» 本文:
基礎代謝量は「自然に消費するカロリー」だ。上記の減少原因から考えると、日々の生活習慣で何とかなりそうなのは筋肉量と食事。今より筋肉量をアップすれば、同じ生活をしても消費量が上がると分かればと、試してみようと考えるだろう。
日本人の基礎代謝基準値
厚生労働省は5年に一度のペースで「日本人の食事摂取基準」を公表している。ここには、日本人の年代別基礎代謝基準値が示されていて、性別を問わず加齢とともに基礎代謝量が低くなっている。

» データの内容:

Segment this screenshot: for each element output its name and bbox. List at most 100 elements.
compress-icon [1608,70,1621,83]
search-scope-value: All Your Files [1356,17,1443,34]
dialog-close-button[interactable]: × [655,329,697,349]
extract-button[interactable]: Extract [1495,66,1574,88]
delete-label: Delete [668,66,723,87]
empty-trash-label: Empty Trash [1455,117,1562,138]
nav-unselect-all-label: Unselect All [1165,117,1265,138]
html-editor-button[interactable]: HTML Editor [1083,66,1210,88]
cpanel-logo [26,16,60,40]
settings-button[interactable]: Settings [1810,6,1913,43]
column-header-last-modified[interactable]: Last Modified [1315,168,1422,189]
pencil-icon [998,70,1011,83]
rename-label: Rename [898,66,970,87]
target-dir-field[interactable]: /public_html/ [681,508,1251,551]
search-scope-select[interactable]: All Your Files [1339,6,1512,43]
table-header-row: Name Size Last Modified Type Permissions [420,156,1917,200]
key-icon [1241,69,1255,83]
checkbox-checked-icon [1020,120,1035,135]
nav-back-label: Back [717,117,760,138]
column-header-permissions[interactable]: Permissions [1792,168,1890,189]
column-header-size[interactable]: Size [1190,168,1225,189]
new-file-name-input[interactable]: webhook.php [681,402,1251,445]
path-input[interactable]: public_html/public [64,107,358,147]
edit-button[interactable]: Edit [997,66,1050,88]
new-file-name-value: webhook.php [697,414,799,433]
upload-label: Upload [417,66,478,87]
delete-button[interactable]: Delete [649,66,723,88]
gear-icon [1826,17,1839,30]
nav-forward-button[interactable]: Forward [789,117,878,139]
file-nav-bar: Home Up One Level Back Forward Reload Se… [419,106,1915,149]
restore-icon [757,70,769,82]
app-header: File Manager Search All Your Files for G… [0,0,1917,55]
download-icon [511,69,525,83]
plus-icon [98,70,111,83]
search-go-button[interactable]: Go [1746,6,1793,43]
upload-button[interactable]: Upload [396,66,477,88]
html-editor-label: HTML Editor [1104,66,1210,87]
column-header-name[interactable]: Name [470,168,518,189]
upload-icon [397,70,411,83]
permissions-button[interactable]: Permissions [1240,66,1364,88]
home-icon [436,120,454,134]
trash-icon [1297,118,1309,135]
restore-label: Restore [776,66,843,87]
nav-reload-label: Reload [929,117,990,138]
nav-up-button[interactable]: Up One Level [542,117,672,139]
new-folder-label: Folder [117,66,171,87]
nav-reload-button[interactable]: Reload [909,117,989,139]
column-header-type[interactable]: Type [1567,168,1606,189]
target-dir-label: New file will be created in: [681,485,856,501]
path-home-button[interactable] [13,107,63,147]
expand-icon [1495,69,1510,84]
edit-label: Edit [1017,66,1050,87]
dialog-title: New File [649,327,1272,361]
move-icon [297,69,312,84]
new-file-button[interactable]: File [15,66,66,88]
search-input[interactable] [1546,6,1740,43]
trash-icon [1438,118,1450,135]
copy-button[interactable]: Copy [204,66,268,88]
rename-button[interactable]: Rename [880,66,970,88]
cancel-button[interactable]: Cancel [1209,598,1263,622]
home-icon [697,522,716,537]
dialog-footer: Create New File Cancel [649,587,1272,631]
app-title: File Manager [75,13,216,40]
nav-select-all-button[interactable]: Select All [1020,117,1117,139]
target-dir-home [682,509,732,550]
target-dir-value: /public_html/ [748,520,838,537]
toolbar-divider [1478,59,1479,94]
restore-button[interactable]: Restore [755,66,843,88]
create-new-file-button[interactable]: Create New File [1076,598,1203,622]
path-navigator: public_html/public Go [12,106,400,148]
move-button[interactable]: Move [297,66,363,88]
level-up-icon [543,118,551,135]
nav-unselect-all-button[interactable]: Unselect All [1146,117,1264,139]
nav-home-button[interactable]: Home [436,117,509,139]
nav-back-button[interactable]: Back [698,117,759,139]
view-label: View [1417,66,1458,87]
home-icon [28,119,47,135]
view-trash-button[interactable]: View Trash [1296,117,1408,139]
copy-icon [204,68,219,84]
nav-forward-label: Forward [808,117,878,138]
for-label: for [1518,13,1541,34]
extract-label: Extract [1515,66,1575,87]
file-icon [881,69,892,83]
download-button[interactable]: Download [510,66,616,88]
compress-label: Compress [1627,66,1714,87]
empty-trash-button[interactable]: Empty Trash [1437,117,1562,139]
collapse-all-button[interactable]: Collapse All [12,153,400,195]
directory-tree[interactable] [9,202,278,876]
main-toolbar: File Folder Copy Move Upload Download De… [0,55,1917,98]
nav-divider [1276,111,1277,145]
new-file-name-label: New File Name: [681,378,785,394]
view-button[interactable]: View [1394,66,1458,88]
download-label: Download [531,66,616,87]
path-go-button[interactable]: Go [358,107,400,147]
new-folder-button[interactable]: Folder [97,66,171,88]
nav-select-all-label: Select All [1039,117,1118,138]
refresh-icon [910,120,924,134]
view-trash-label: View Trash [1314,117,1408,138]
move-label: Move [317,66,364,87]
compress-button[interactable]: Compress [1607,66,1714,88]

» 課題の目的:
本文の「基礎代謝量は「自然に消費する」から「基礎代謝量が低くなっている。」までを、「加齢」を「年齢」に入れ替えて書き直す。

» 課題への回答:
基礎代謝量は「自然に消費するカロリー」だ。上記の減少原因から考えると、日々の生活習慣で何とかなりそうなのは筋肉量と食事。今より筋肉量をアップすれば、同じ生活をしても消費量が上がると分かればと、試してみようと考えるだろう。
日本人の基礎代謝基準値
厚生労働省は5年に一度のペースで「日本人の食事摂取基準」を公表している。ここには、日本人の年代別基礎代謝基準値が示されていて、性別を問わず年齢とともに基礎代謝量が低くなっている。